AUFGABEN
a. Beantworte anhand des Textes über die Bahnschranken in Elsterberg:
(i) An welchen Wochentagen erfolgt die planmäßige Zuführung zur Enka GmbH?
(ii) Wie viele Schranken gibt es am Posten 31?
(iii) Wie viele Frauen und wie viele Männer versehen an der Straßenquerung der B92 ihren Dienst?
b. Schreibe aus dem Text über die Bahnschranken in Elsterberg den Abschnitt von „Insgesamt fünf Frauen“ bis einschließlich „jedoch unumstößliches Gesetz.“ ab und ersetze darin „Autofahrer“ durch „Verkehrsteilnehmer“.

VORGEGEBENER TEXT
⁂

Der WOCHENSPIEGEL erkundigte sich nach den Gründen, warum ausgrechnet in Elsterberg die Schranken noch wie anno dazumals bewegt werden. „Wir gewähren als Bahn einen diskriminierungsfreien Zugang zu unseren Anlagen”, erklärte Kai Friedländer von der Pressestelle der Bahn in Leipzig. Zur Zeit fahren auf der so genannten „unteren Bahn” zwischen Gera und Weischlitz nur die Züge der Vogtlandbahn. Drei Mal in der Woche - montags, mittwochs und freitags - erfolgt außerdem eine „planmäßige Zuführung” zur Enka GmbH. Was im Eisenbahn-Fachdeutsch so kompliziert klingt, bedeutet ganz praktisch, dass einige Güterwaggons vom ansonsten unbesetzten Bahnhof Elsterberg in das Betriebsgelände des Unternehmens rangiert. Die Tatsache, dass am Posten 31 insgesamt drei Schranken anstelle der meist üblichen zwei vorhanden sind und außerdem mach andere Besonderheit besteht, ist wohl auch ausschlaggebend dafür, dass hier noch keine moderen Technik Einzug hielt.

Insgesamt fünf Frauen und drei Männer versehen an der Straßenquerung der B92 ihren Dienst, und das im aktuellen Fahrplan täglich in zwei Schichten von 5.30 bis 20.15 Uhr. Den mehr oder minder freundlichen Zurufen genervter Autofahrer sind sie bei ihrer Arbeit direkt ausgesetzt. „Ist der Zug denn überhaupt schon in Gera losgefahren?”, ist dabei noch eine harmlose Nettigkeit. Dass die Schranke erst geschlossen sein muss, ehe die Fahrdienstleiter den Zügen an den Stationen Rentzschmühle oder Greiz-Döhlau freie Fahrt geben können, ist jedoch unumstößliches Gesetz.

⁂

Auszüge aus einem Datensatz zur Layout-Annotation
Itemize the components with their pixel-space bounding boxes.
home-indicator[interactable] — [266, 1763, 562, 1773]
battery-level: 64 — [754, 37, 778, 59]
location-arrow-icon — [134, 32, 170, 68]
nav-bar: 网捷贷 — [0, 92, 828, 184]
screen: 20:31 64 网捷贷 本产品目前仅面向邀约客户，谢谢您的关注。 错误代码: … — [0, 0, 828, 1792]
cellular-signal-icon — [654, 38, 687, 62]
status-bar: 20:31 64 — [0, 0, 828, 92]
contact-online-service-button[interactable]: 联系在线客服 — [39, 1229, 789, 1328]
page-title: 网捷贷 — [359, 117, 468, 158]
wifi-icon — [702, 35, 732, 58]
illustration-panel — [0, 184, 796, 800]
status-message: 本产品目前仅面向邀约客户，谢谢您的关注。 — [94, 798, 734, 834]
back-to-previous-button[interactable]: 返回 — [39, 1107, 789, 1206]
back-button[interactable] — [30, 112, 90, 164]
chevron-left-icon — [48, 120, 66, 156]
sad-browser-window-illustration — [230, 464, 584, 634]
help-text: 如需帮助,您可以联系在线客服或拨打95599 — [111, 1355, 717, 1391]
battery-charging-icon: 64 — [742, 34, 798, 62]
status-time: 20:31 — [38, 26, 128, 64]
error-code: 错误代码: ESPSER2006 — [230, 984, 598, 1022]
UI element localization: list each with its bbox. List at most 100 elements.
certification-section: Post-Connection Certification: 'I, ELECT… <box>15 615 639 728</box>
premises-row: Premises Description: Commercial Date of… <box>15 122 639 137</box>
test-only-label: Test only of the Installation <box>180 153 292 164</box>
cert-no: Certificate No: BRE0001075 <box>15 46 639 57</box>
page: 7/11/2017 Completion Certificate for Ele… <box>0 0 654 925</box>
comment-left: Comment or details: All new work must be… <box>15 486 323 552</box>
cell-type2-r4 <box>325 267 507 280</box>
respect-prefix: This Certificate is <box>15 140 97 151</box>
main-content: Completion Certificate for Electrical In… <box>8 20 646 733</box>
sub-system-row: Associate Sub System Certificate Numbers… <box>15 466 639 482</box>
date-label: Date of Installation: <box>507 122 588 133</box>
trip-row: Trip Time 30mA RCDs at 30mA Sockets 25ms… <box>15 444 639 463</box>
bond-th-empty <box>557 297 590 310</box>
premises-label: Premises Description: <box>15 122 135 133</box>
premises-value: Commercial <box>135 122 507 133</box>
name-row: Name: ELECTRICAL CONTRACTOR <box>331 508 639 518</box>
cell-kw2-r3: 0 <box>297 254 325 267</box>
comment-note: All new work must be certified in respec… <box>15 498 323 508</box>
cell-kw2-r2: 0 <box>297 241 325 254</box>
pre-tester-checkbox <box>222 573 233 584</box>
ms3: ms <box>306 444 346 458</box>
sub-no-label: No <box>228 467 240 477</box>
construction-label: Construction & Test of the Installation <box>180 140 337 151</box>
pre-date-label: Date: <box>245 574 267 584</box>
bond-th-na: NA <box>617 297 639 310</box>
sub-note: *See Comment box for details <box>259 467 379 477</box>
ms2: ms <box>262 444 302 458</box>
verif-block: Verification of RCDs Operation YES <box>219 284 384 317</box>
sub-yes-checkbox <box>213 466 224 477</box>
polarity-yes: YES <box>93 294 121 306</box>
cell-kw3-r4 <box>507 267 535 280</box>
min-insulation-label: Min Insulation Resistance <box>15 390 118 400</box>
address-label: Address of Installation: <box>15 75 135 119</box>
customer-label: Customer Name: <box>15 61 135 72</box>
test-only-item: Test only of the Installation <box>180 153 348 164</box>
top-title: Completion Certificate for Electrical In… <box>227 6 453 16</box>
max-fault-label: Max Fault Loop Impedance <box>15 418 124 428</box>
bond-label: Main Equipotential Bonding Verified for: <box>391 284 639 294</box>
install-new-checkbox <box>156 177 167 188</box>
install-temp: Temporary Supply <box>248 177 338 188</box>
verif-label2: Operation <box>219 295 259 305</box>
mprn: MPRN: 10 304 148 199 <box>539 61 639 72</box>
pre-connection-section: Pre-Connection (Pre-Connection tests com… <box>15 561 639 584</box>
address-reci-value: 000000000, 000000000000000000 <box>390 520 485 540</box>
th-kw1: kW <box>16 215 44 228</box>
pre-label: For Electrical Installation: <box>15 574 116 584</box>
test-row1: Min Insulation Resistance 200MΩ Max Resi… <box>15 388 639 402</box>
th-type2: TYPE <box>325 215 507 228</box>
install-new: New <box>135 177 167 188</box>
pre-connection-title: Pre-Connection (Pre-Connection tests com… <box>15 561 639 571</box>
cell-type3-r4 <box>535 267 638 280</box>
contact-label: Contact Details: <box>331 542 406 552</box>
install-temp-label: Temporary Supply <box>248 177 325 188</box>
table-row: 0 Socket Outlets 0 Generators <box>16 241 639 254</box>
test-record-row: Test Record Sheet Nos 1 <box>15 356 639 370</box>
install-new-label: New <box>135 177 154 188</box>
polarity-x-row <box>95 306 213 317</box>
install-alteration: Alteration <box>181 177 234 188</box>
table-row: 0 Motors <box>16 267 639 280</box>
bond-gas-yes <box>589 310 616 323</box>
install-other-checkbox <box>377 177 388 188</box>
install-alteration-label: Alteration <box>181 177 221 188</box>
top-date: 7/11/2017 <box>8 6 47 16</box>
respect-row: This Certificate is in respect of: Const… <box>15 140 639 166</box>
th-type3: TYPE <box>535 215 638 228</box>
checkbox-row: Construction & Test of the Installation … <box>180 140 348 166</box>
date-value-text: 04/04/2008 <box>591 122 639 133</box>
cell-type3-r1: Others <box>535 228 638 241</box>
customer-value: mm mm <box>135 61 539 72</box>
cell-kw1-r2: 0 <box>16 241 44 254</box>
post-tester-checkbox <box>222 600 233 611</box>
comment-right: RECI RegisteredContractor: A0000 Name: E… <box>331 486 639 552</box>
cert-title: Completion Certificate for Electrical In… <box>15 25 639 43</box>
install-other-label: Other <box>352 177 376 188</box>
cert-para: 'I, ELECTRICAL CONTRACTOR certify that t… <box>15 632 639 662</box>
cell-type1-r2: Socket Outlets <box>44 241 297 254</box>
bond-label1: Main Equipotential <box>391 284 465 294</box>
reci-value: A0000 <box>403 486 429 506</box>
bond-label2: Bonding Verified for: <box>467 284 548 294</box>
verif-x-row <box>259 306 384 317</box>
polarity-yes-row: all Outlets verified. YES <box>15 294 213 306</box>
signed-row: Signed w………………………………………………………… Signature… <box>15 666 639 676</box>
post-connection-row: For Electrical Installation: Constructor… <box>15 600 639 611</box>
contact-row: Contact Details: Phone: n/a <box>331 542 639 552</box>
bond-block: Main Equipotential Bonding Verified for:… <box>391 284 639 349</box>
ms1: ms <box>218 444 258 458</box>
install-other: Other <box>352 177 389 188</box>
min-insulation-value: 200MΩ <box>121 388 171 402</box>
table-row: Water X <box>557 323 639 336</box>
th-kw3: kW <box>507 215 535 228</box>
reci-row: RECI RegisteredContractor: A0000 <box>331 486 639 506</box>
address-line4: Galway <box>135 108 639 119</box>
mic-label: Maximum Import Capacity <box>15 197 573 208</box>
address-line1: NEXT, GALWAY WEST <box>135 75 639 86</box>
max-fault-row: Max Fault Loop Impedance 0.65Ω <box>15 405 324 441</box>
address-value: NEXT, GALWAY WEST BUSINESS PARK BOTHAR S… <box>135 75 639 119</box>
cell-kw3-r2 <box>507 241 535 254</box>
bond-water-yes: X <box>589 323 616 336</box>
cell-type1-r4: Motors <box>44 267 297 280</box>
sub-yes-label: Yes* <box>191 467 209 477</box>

⁂

LÖSUNGEN
a.
(i) Montags, mittwochs und freitags.
(ii) Drei.
(iii) Fünf Frauen und drei Männer.

b.
Insgesamt fünf Frauen und drei Männer versehen an der Straßenquerung der B92 ihren Dienst, und das im aktuellen Fahrplan täglich in zwei Schichten von 5.30 bis 20.15 Uhr. Den mehr oder minder freundlichen Zurufen genervter Verkehrsteilnehmer sind sie bei ihrer Arbeit direkt ausgesetzt. „Ist der Zug denn überhaupt schon in Gera losgefahren?”, ist dabei noch eine harmlose Nettigkeit. Dass die Schranke erst geschlossen sein muss, ehe die Fahrdienstleiter den Zügen an den Stationen Rentzschmühle oder Greiz-Döhlau freie Fahrt geben können, ist jedoch unumstößliches Gesetz.